**INSTRUCTIONS TO FOLLOW:** Render the material again word for word, skipping the pictures in it.

* * *

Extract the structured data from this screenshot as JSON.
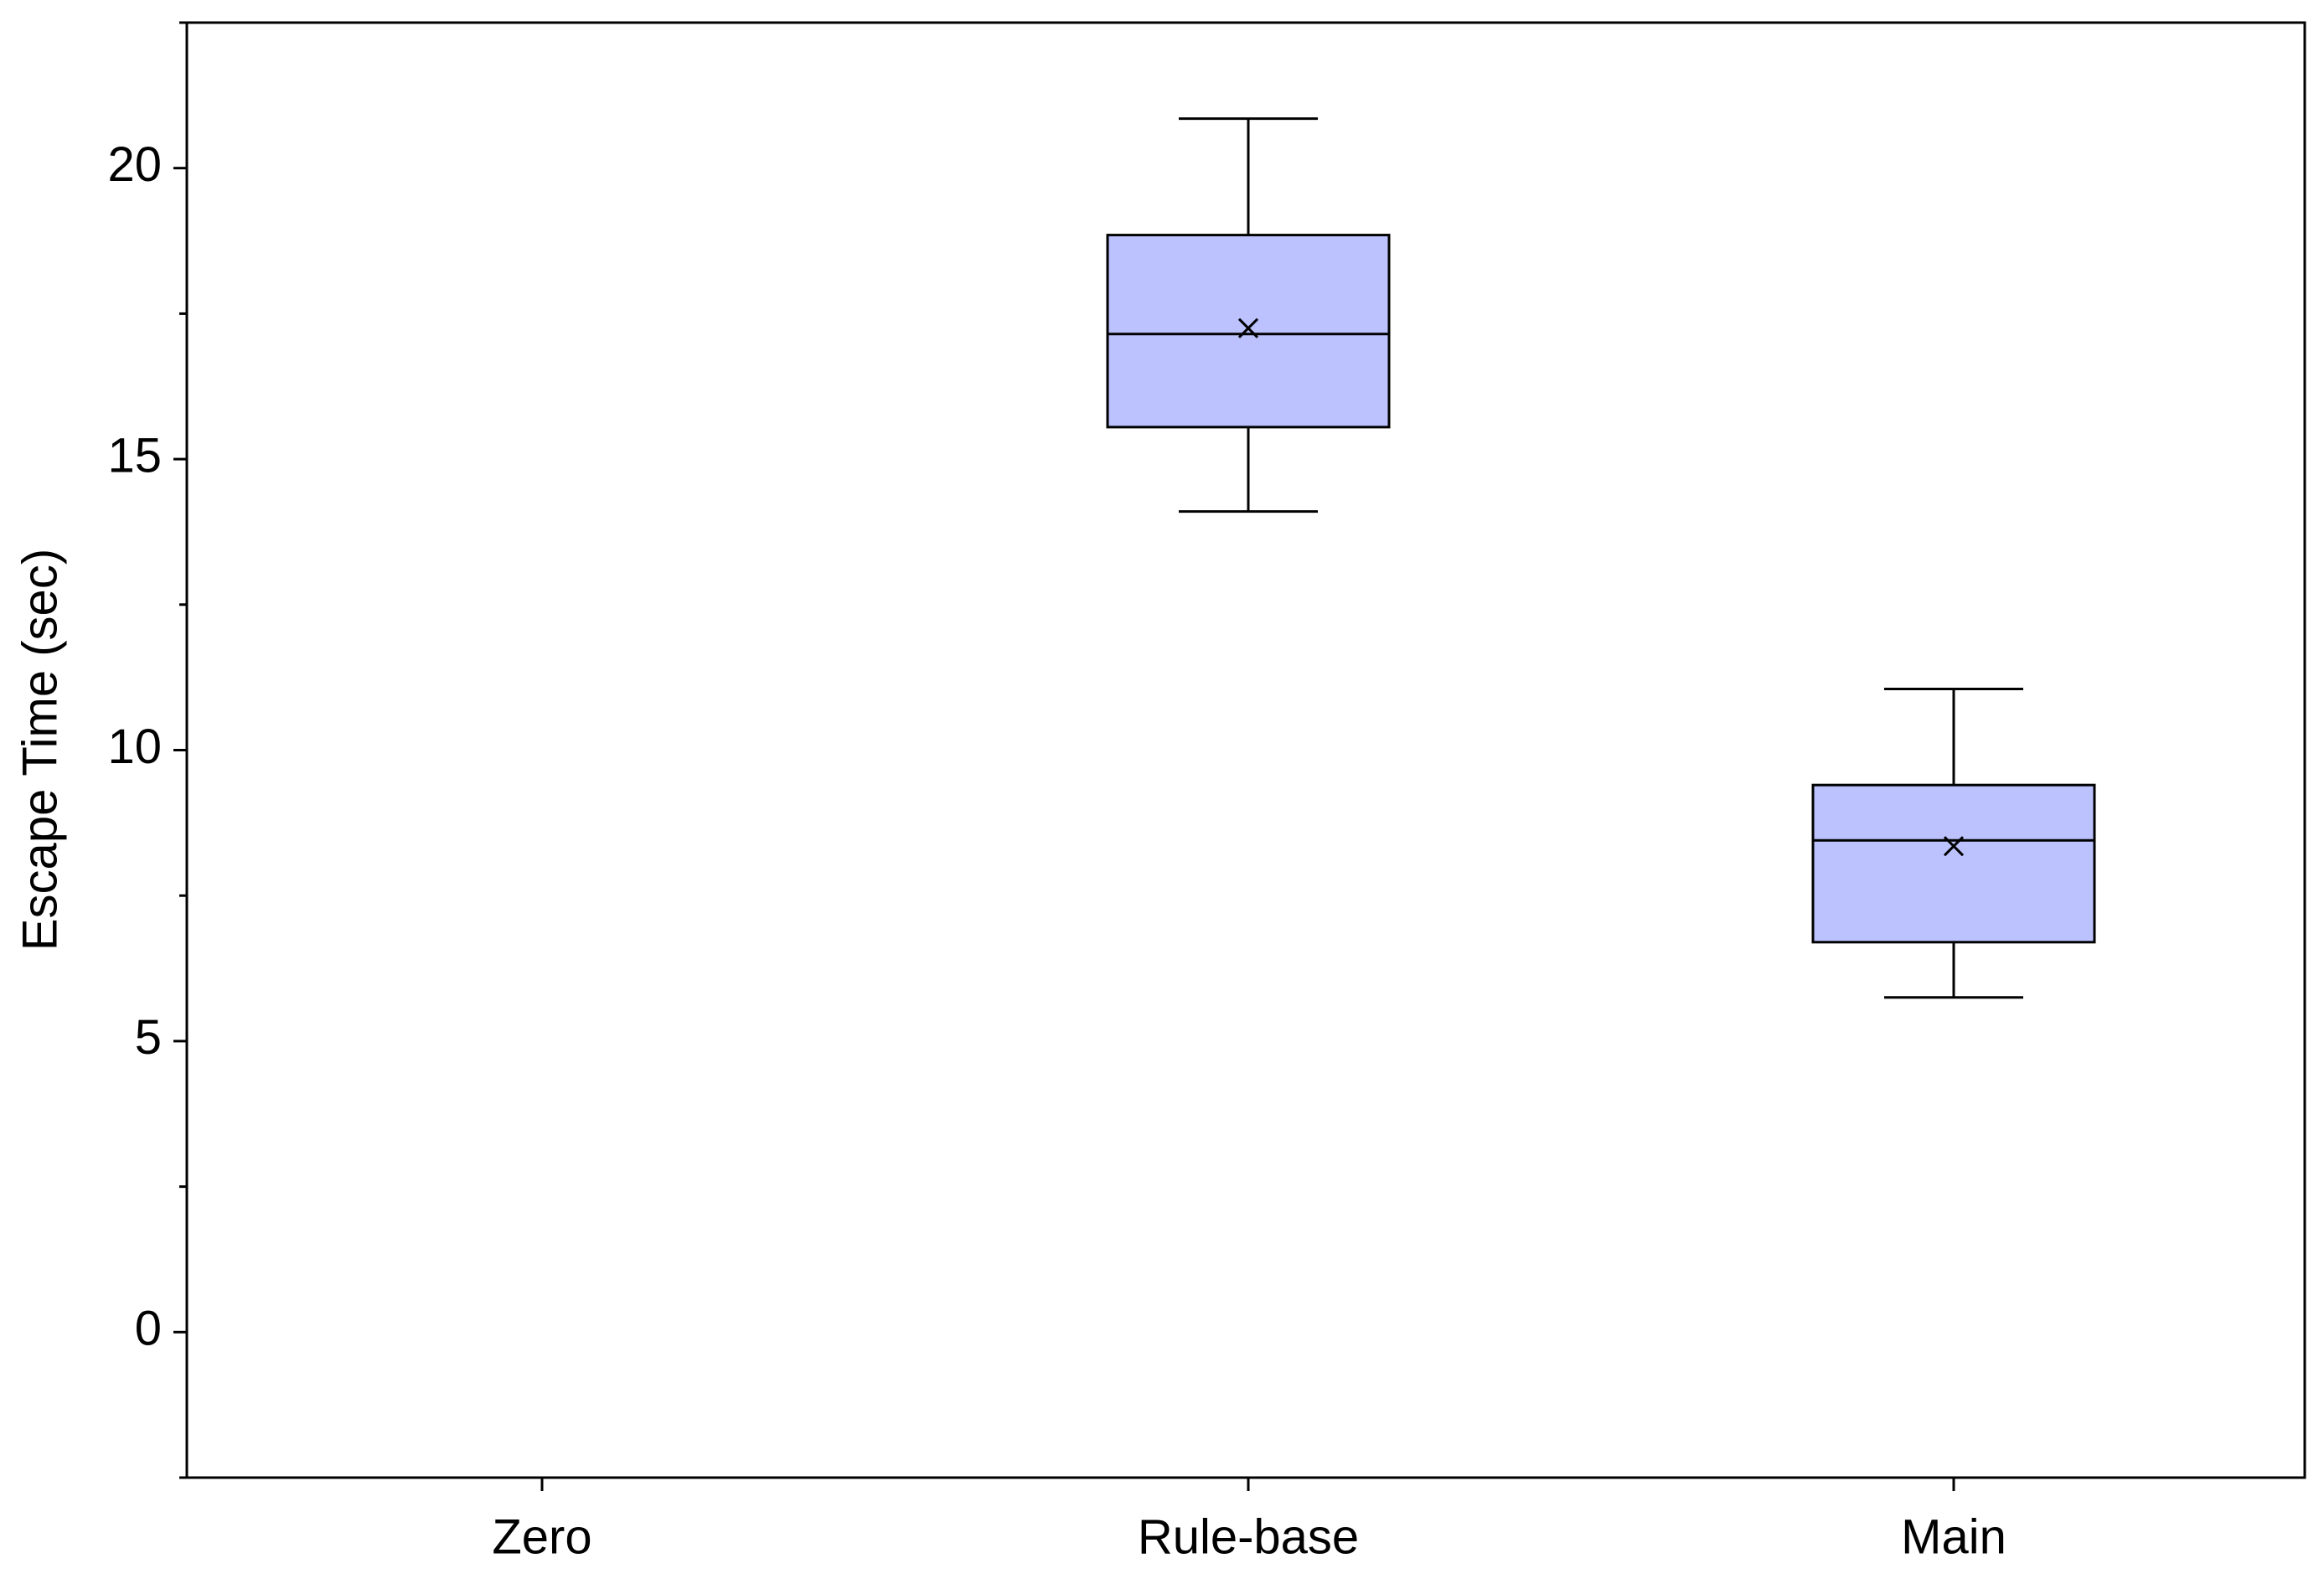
{
  "chart_data": {
    "type": "box",
    "y_label": "Escape Time (sec)",
    "categories": [
      "Zero",
      "Rule-base",
      "Main"
    ],
    "min": [
      null,
      14.1,
      5.75
    ],
    "q1": [
      null,
      15.55,
      6.7
    ],
    "median": [
      null,
      17.15,
      8.45
    ],
    "q3": [
      null,
      18.85,
      9.4
    ],
    "max": [
      null,
      20.85,
      11.05
    ],
    "mean": [
      null,
      17.25,
      8.35
    ],
    "color": "#bbc2fe",
    "ylim": [
      -2.5,
      22.5
    ],
    "yticks": [
      0,
      5,
      10,
      15,
      20
    ],
    "yminorticks": [
      -2.5,
      2.5,
      7.5,
      12.5,
      17.5,
      22.5
    ]
  }
}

* * *

**SOLUTION TO THIS TASK:**
Extract the structured data from this screenshot as JSON.
{
  "chart_data": {
    "type": "box",
    "y_label": "Escape Time (sec)",
    "categories": [
      "Zero",
      "Rule-base",
      "Main"
    ],
    "min": [
      null,
      14.1,
      5.75
    ],
    "q1": [
      null,
      15.55,
      6.7
    ],
    "median": [
      null,
      17.15,
      8.45
    ],
    "q3": [
      null,
      18.85,
      9.4
    ],
    "max": [
      null,
      20.85,
      11.05
    ],
    "mean": [
      null,
      17.25,
      8.35
    ],
    "color": "#bbc2fe",
    "ylim": [
      -2.5,
      22.5
    ],
    "yticks": [
      0,
      5,
      10,
      15,
      20
    ],
    "yminorticks": [
      -2.5,
      2.5,
      7.5,
      12.5,
      17.5,
      22.5
    ]
  }
}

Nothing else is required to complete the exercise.